> YOUR GOAL: Below is some material; transcribe all of it exactly.

Chart and figure data:
▬▬▬▬▬▬▬▬▬▬

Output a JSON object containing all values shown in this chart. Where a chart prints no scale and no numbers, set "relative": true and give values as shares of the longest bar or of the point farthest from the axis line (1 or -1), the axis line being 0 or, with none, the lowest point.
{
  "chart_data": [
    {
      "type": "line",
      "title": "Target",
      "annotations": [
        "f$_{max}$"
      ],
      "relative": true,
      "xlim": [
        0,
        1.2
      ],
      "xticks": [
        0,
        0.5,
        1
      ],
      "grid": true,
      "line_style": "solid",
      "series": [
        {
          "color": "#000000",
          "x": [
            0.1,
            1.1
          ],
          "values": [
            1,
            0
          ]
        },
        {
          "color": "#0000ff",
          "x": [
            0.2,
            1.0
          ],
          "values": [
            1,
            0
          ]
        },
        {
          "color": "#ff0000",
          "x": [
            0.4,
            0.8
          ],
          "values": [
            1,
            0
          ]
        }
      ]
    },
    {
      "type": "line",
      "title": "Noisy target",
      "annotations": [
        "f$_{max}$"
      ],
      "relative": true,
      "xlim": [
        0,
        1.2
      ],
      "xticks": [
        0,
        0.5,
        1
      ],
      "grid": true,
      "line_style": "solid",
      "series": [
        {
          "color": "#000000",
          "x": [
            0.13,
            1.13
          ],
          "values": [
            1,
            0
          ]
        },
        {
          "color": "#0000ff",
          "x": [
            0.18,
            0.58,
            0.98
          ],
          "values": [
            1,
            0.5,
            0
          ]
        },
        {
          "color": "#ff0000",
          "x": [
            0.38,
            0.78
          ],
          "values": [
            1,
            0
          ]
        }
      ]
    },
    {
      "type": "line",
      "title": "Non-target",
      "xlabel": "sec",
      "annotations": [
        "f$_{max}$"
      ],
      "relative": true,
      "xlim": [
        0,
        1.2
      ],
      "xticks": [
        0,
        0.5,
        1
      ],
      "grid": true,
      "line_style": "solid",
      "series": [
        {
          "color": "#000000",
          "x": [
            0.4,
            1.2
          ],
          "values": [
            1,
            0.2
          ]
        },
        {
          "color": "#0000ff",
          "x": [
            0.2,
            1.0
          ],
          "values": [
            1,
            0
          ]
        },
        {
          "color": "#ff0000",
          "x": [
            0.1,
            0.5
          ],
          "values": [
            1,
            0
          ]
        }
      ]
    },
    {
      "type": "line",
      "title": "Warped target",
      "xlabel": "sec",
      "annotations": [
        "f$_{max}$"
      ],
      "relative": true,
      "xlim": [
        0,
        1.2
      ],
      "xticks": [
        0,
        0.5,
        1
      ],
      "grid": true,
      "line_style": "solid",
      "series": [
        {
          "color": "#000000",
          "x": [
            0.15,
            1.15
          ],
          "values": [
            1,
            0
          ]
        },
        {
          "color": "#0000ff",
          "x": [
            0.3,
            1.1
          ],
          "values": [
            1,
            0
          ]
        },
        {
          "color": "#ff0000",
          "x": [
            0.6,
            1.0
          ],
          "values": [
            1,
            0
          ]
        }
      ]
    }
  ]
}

▬▬▬▬▬▬▬▬▬▬

> REPLY TO THE TASK:
Output a JSON object containing all values shown in this chart. Where a chart prints no scale and no numbers, set "relative": true and give values as shares of the longest bar or of the point farthest from the axis line (1 or -1), the axis line being 0 or, with none, the lowest point.
{
  "chart_data": [
    {
      "type": "line",
      "title": "Target",
      "annotations": [
        "f$_{max}$"
      ],
      "relative": true,
      "xlim": [
        0,
        1.2
      ],
      "xticks": [
        0,
        0.5,
        1
      ],
      "grid": true,
      "line_style": "solid",
      "series": [
        {
          "color": "#000000",
          "x": [
            0.1,
            1.1
          ],
          "values": [
            1,
            0
          ]
        },
        {
          "color": "#0000ff",
          "x": [
            0.2,
            1.0
          ],
          "values": [
            1,
            0
          ]
        },
        {
          "color": "#ff0000",
          "x": [
            0.4,
            0.8
          ],
          "values": [
            1,
            0
          ]
        }
      ]
    },
    {
      "type": "line",
      "title": "Noisy target",
      "annotations": [
        "f$_{max}$"
      ],
      "relative": true,
      "xlim": [
        0,
        1.2
      ],
      "xticks": [
        0,
        0.5,
        1
      ],
      "grid": true,
      "line_style": "solid",
      "series": [
        {
          "color": "#000000",
          "x": [
            0.13,
            1.13
          ],
          "values": [
            1,
            0
          ]
        },
        {
          "color": "#0000ff",
          "x": [
            0.18,
            0.58,
            0.98
          ],
          "values": [
            1,
            0.5,
            0
          ]
        },
        {
          "color": "#ff0000",
          "x": [
            0.38,
            0.78
          ],
          "values": [
            1,
            0
          ]
        }
      ]
    },
    {
      "type": "line",
      "title": "Non-target",
      "xlabel": "sec",
      "annotations": [
        "f$_{max}$"
      ],
      "relative": true,
      "xlim": [
        0,
        1.2
      ],
      "xticks": [
        0,
        0.5,
        1
      ],
      "grid": true,
      "line_style": "solid",
      "series": [
        {
          "color": "#000000",
          "x": [
            0.4,
            1.2
          ],
          "values": [
            1,
            0.2
          ]
        },
        {
          "color": "#0000ff",
          "x": [
            0.2,
            1.0
          ],
          "values": [
            1,
            0
          ]
        },
        {
          "color": "#ff0000",
          "x": [
            0.1,
            0.5
          ],
          "values": [
            1,
            0
          ]
        }
      ]
    },
    {
      "type": "line",
      "title": "Warped target",
      "xlabel": "sec",
      "annotations": [
        "f$_{max}$"
      ],
      "relative": true,
      "xlim": [
        0,
        1.2
      ],
      "xticks": [
        0,
        0.5,
        1
      ],
      "grid": true,
      "line_style": "solid",
      "series": [
        {
          "color": "#000000",
          "x": [
            0.15,
            1.15
          ],
          "values": [
            1,
            0
          ]
        },
        {
          "color": "#0000ff",
          "x": [
            0.3,
            1.1
          ],
          "values": [
            1,
            0
          ]
        },
        {
          "color": "#ff0000",
          "x": [
            0.6,
            1.0
          ],
          "values": [
            1,
            0
          ]
        }
      ]
    }
  ]
}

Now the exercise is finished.